- EXERCISE BRIEF
Look for "beslut" in the listing below. Gather each line that contains it.

==== MATERIAL PROVIDED ====

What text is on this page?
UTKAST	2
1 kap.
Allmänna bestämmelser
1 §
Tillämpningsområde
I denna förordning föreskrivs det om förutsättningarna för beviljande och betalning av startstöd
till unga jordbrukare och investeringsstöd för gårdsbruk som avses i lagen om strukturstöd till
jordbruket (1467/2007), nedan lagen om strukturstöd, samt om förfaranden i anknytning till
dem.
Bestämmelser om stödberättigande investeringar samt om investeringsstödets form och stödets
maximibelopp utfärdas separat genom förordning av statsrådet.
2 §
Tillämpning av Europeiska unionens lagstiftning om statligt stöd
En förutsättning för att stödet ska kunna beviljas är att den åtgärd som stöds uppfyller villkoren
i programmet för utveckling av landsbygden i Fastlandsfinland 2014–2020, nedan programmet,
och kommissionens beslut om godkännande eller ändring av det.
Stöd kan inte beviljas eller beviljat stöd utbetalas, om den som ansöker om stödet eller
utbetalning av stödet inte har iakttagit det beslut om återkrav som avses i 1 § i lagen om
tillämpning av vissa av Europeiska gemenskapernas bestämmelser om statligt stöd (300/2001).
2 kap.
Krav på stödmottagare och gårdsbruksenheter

====

- FINISHED EXERCISE
och kommissionens beslut om godkännande eller ändring av det.
utbetalning av stödet inte har iakttagit det beslut om återkrav som avses i 1 § i lagen om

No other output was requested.